*Aim of the task*: Please reproduce the listing from the line with "card-subtitle: Jan 2021" up to and including the line with "x-tick-label: Jan bbox=[337, 334, 351, 354]", changing every "pie-slice" to "donut-segment" and leaving everything else the same. Return only those lines.

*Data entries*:
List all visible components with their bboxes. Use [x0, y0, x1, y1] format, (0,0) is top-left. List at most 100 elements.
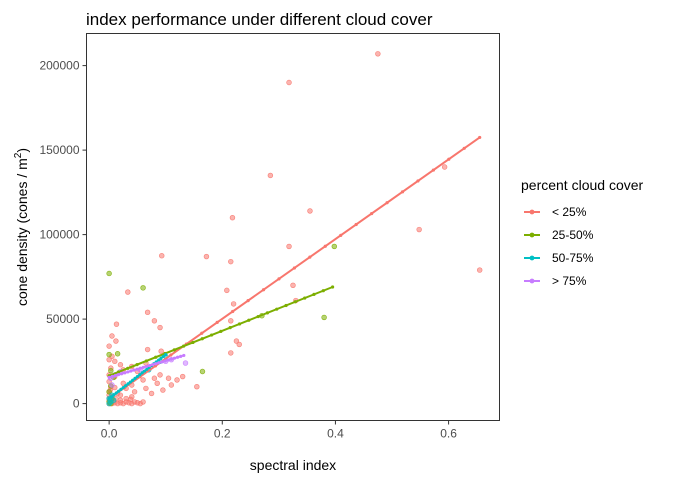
data-point [321, 314, 327, 321]
y-axis-title: cone density (cones / m2) [13, 148, 30, 306]
legend-label: < 25% [552, 205, 587, 219]
fit-point [144, 359, 148, 363]
fit-point [200, 331, 204, 335]
fit-point [231, 309, 235, 314]
data-point [117, 362, 124, 368]
fit-point [133, 376, 137, 380]
data-point [127, 396, 134, 403]
fit-point [110, 374, 114, 379]
fit-point [237, 322, 242, 326]
fit-point [116, 389, 121, 393]
fit-point [172, 348, 176, 352]
fit-point [256, 314, 260, 319]
data-point [106, 389, 112, 395]
fit-point [144, 364, 149, 369]
chart-title: index performance under different cloud … [86, 10, 433, 29]
data-point [106, 400, 112, 407]
fit-point [478, 135, 482, 140]
y-axis-title-superscript: 2 [13, 152, 24, 158]
fit-point [140, 371, 144, 375]
y-tick-label: 100000 [39, 228, 79, 242]
fit-point [157, 361, 161, 365]
fit-point [182, 353, 186, 358]
fit-point [113, 373, 117, 378]
data-point [224, 287, 230, 294]
fit-point [370, 211, 374, 216]
data-point [113, 338, 119, 344]
fit-point [129, 369, 133, 373]
legend-item-gt-75pct: > 75% [524, 274, 587, 288]
legend-label: 25-50% [552, 228, 594, 242]
legend-key-point [529, 278, 535, 284]
y-axis-title-close: ) [14, 148, 30, 153]
fit-point [107, 396, 111, 401]
fit-point [172, 356, 177, 360]
fit-point [126, 370, 130, 374]
fit-point [138, 373, 142, 377]
fit-point [126, 366, 130, 370]
fit-point [265, 311, 270, 315]
legend-key-point [529, 255, 535, 261]
fit-point [142, 369, 147, 373]
data-point [106, 351, 112, 358]
fit-point [261, 288, 266, 292]
data-point [168, 382, 175, 388]
fit-point [121, 385, 125, 390]
data-point [114, 351, 121, 357]
fit-point [109, 395, 114, 399]
fit-point [354, 222, 358, 227]
fit-point [247, 318, 251, 322]
data-point [236, 341, 242, 348]
fit-point [275, 307, 279, 311]
data-point [165, 375, 172, 381]
fit-point [339, 233, 343, 237]
fit-point [132, 368, 136, 372]
legend-title: percent cloud cover [521, 177, 644, 193]
data-point [140, 377, 146, 383]
x-axis: 0.0 0.2 0.4 0.6 [101, 420, 457, 441]
data-point [203, 253, 210, 260]
y-tick-label: 50000 [46, 312, 80, 326]
x-tick-label: 0.4 [327, 427, 344, 441]
fit-point [416, 179, 420, 183]
data-point [331, 243, 337, 250]
data-point [416, 226, 422, 233]
fit-point [119, 372, 124, 376]
data-point [290, 282, 296, 289]
data-point [106, 343, 112, 349]
legend-label: > 75% [552, 274, 587, 288]
fit-point [400, 190, 405, 194]
fit-point [159, 356, 163, 360]
fit-point [116, 370, 121, 374]
x-tick-label: 0.2 [214, 427, 231, 441]
legend-item-lt-25pct: < 25% [524, 205, 587, 219]
fit-point [145, 367, 149, 371]
data-point [148, 390, 155, 397]
fit-point [119, 387, 123, 391]
data-point [140, 399, 146, 405]
data-point [228, 350, 234, 356]
data-point [125, 289, 131, 295]
data-point [108, 367, 114, 374]
fit-point [138, 366, 142, 370]
data-point [375, 51, 381, 57]
fit-point [431, 168, 435, 172]
data-point [286, 243, 292, 250]
y-tick-label: 0 [73, 397, 80, 411]
x-axis-title: spectral index [250, 457, 336, 473]
data-point [151, 375, 158, 381]
data-point [114, 400, 121, 407]
data-point [307, 208, 313, 214]
legend-key-point [529, 209, 535, 215]
fit-point [112, 393, 116, 397]
fit-point [385, 201, 389, 205]
data-point [154, 380, 160, 387]
fit-point [284, 303, 288, 308]
fit-point [312, 292, 316, 296]
fit-point [303, 296, 307, 300]
data-point [160, 387, 166, 393]
fit-point [200, 337, 204, 341]
data-point [113, 321, 120, 327]
fit-point [209, 333, 214, 337]
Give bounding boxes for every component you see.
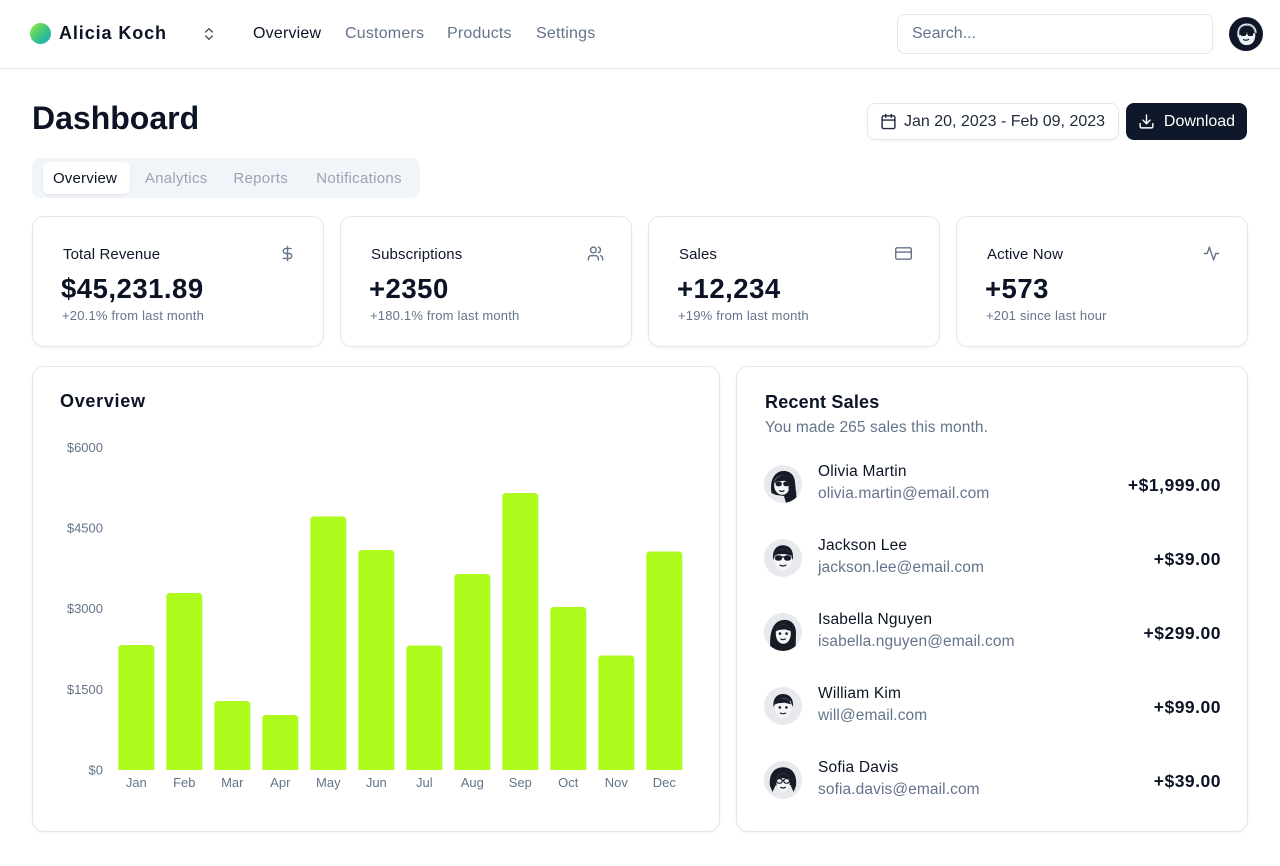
svg-text:$1500: $1500 [67, 682, 103, 697]
svg-text:Mar: Mar [221, 775, 244, 790]
svg-text:Jul: Jul [416, 775, 433, 790]
svg-text:Jan: Jan [126, 775, 147, 790]
svg-text:Sep: Sep [509, 775, 532, 790]
svg-text:$0: $0 [89, 763, 103, 778]
svg-text:May: May [316, 775, 341, 790]
svg-text:Feb: Feb [173, 775, 195, 790]
svg-text:Nov: Nov [605, 775, 629, 790]
svg-text:Aug: Aug [461, 775, 484, 790]
svg-text:Jun: Jun [366, 775, 387, 790]
svg-text:$3000: $3000 [67, 601, 103, 616]
svg-text:Dec: Dec [653, 775, 677, 790]
svg-text:$4500: $4500 [67, 521, 103, 536]
svg-text:$6000: $6000 [67, 440, 103, 455]
svg-text:Apr: Apr [270, 775, 291, 790]
svg-text:Oct: Oct [558, 775, 579, 790]
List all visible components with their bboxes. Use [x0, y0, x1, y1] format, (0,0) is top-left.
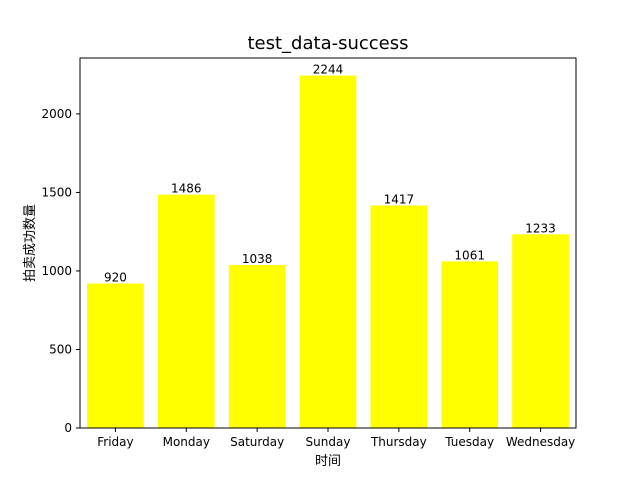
y-tick-label: 1500 — [41, 185, 72, 199]
x-tick-label: Thursday — [370, 435, 427, 449]
y-tick-label: 500 — [49, 342, 72, 356]
y-tick-label: 2000 — [41, 107, 72, 121]
bar-value-label: 1038 — [242, 252, 273, 266]
bar-value-label: 920 — [104, 271, 127, 285]
bar-friday — [87, 283, 144, 428]
x-tick-label: Wednesday — [506, 435, 575, 449]
x-tick-label: Tuesday — [444, 435, 494, 449]
bar-value-label: 1061 — [454, 248, 485, 262]
bar-value-label: 2244 — [313, 63, 344, 77]
bar-value-label: 1417 — [384, 192, 415, 206]
y-tick-label: 0 — [64, 421, 72, 435]
bar-value-label: 1486 — [171, 182, 202, 196]
x-tick-label: Friday — [97, 435, 133, 449]
chart-title: test_data-success — [247, 33, 408, 54]
bar-tuesday — [441, 261, 499, 428]
bar-monday — [157, 194, 215, 428]
bar-thursday — [370, 205, 428, 428]
bar-saturday — [228, 264, 286, 428]
y-axis-label: 拍卖成功数量 — [23, 204, 38, 282]
x-tick-label: Monday — [163, 435, 210, 449]
bar-sunday — [299, 75, 357, 428]
x-tick-label: Sunday — [306, 435, 351, 449]
bar-value-label: 1233 — [525, 221, 556, 235]
x-tick-label: Saturday — [230, 435, 284, 449]
x-axis-label: 时间 — [315, 454, 341, 469]
bar-wednesday — [512, 234, 569, 428]
y-tick-label: 1000 — [41, 264, 72, 278]
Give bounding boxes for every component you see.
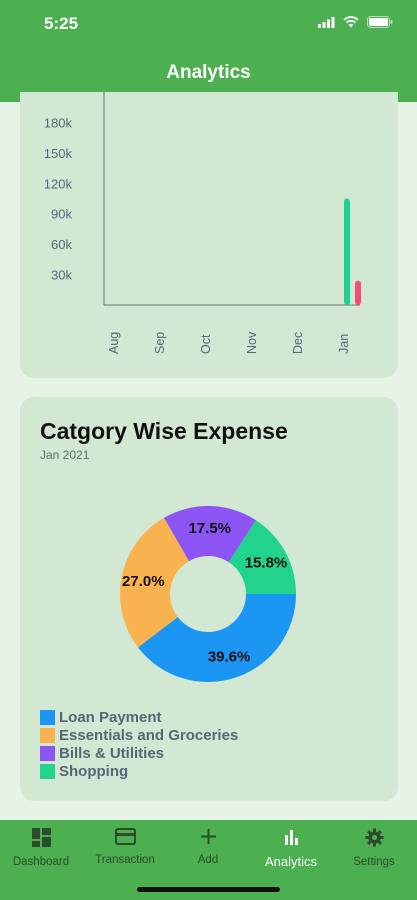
card-subtitle: Jan 2021 bbox=[40, 448, 90, 462]
x-tick-label: Aug bbox=[107, 332, 121, 354]
y-tick-label: 90k bbox=[51, 207, 72, 222]
nav-label: Settings bbox=[353, 856, 395, 868]
y-tick-label: 60k bbox=[51, 237, 72, 252]
app-header: 5:25 Analytics bbox=[0, 0, 417, 102]
y-tick-label: 180k bbox=[44, 115, 73, 130]
legend-swatch bbox=[40, 745, 55, 761]
pie-slice bbox=[228, 520, 296, 594]
dashboard-icon bbox=[31, 828, 51, 847]
legend-swatch bbox=[40, 709, 55, 725]
pie-slice bbox=[119, 517, 189, 648]
slice-label: 39.6% bbox=[208, 649, 251, 666]
x-tick-label: Oct bbox=[199, 334, 213, 354]
nav-transaction[interactable]: Transaction bbox=[80, 828, 170, 866]
x-tick-label: Sep bbox=[153, 332, 167, 354]
pie-slice bbox=[137, 594, 296, 682]
legend-item-shopping: Shopping bbox=[40, 762, 238, 780]
nav-add[interactable]: Add bbox=[163, 828, 253, 866]
gear-icon bbox=[365, 828, 383, 847]
y-tick-label: 150k bbox=[44, 146, 73, 161]
y-tick-label: 30k bbox=[51, 268, 72, 283]
x-tick-label: Jan bbox=[337, 334, 351, 354]
legend-swatch bbox=[40, 763, 55, 779]
category-donut-chart: 39.6% 27.0% 17.5% 15.8% bbox=[119, 506, 296, 682]
legend-item-bills: Bills & Utilities bbox=[40, 744, 238, 762]
nav-label: Analytics bbox=[264, 854, 318, 869]
bar bbox=[344, 198, 350, 305]
legend-label: Essentials and Groceries bbox=[59, 726, 239, 744]
x-tick-label: Nov bbox=[245, 331, 259, 354]
slice-label: 15.8% bbox=[245, 555, 288, 572]
nav-label: Add bbox=[197, 854, 219, 866]
battery-icon bbox=[367, 16, 393, 28]
wifi-icon bbox=[343, 16, 359, 28]
legend-item-loan-payment: Loan Payment bbox=[40, 708, 238, 726]
legend-label: Bills & Utilities bbox=[59, 744, 165, 762]
nav-analytics[interactable]: Analytics bbox=[246, 828, 336, 869]
bottom-nav: Dashboard Transaction Add Analytics bbox=[0, 820, 417, 900]
chart-legend: Loan Payment Essentials and Groceries Bi… bbox=[40, 708, 238, 780]
nav-dashboard[interactable]: Dashboard bbox=[0, 828, 86, 868]
nav-settings[interactable]: Settings bbox=[329, 828, 417, 868]
bar-chart-icon bbox=[284, 830, 298, 845]
legend-swatch bbox=[40, 727, 55, 743]
page-title: Analytics bbox=[166, 62, 251, 83]
card-icon bbox=[114, 828, 136, 845]
y-tick-label: 120k bbox=[44, 176, 73, 191]
legend-label: Loan Payment bbox=[59, 708, 162, 726]
category-expense-card: Catgory Wise Expense Jan 2021 39.6% 27.0%… bbox=[20, 397, 398, 801]
plus-icon bbox=[200, 829, 216, 844]
home-indicator bbox=[137, 887, 280, 892]
status-time: 5:25 bbox=[44, 14, 79, 33]
legend-item-essentials: Essentials and Groceries bbox=[40, 726, 238, 744]
bar bbox=[355, 280, 361, 305]
pie-slice bbox=[164, 506, 257, 563]
signal-icon bbox=[318, 16, 335, 28]
monthly-bar-chart: 30k 60k 90k 120k 150k 180k Aug Sep Oct Nov Dec Jan bbox=[44, 92, 361, 354]
nav-label: Transaction bbox=[95, 854, 155, 866]
legend-label: Shopping bbox=[59, 762, 129, 780]
card-title: Catgory Wise Expense bbox=[40, 418, 288, 444]
monthly-expense-card: 30k 60k 90k 120k 150k 180k Aug Sep Oct Nov Dec Jan bbox=[20, 92, 398, 378]
nav-label: Dashboard bbox=[12, 856, 70, 868]
slice-label: 27.0% bbox=[122, 573, 165, 590]
x-tick-label: Dec bbox=[291, 332, 305, 354]
status-icons bbox=[318, 16, 393, 28]
slice-label: 17.5% bbox=[188, 520, 231, 537]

*Complete response*:
card-subtitle: Jan 2021 bbox=[40, 448, 90, 462]
x-tick-label: Aug bbox=[107, 332, 121, 354]
y-tick-label: 90k bbox=[51, 207, 72, 222]
nav-label: Settings bbox=[353, 856, 395, 868]
y-tick-label: 60k bbox=[51, 237, 72, 252]
app-header: 5:25 Analytics bbox=[0, 0, 417, 102]
y-tick-label: 180k bbox=[44, 115, 73, 130]
legend-swatch bbox=[40, 745, 55, 761]
donut-segment bbox=[228, 520, 296, 594]
dashboard-icon bbox=[31, 828, 51, 847]
legend-swatch bbox=[40, 709, 55, 725]
donut-segment bbox=[119, 517, 189, 648]
slice-label: 39.6% bbox=[208, 649, 251, 666]
x-tick-label: Oct bbox=[199, 334, 213, 354]
nav-transaction[interactable]: Transaction bbox=[80, 828, 170, 866]
x-tick-label: Sep bbox=[153, 332, 167, 354]
donut-segment bbox=[137, 594, 296, 682]
legend-item-shopping: Shopping bbox=[40, 762, 238, 780]
nav-add[interactable]: Add bbox=[163, 828, 253, 866]
gear-icon bbox=[365, 828, 383, 847]
y-tick-label: 150k bbox=[44, 146, 73, 161]
y-tick-label: 30k bbox=[51, 268, 72, 283]
x-tick-label: Jan bbox=[337, 334, 351, 354]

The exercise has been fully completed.